(Extracted records)

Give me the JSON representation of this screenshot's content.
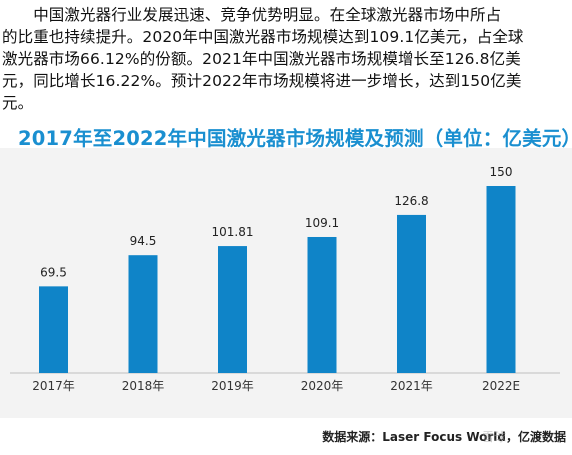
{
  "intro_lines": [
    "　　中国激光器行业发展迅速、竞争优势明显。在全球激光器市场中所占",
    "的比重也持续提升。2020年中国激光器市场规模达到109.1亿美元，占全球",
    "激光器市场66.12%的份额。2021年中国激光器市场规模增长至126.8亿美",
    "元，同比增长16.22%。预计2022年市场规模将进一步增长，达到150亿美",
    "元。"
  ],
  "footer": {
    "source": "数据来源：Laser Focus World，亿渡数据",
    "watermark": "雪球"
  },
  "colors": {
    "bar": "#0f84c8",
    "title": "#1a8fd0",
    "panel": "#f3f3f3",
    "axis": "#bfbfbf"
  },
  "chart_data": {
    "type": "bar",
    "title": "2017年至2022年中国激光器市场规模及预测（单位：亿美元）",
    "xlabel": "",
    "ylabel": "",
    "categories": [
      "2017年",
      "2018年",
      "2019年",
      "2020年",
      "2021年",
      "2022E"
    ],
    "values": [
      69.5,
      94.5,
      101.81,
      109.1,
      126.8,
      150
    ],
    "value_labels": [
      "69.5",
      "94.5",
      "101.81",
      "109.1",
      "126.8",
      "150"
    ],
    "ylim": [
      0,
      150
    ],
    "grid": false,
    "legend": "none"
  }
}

● WORK TO COMPLETE
Find how many lines of the listing include the string "title" and give that number, nothing else.

● REPLY TO THE TASK
2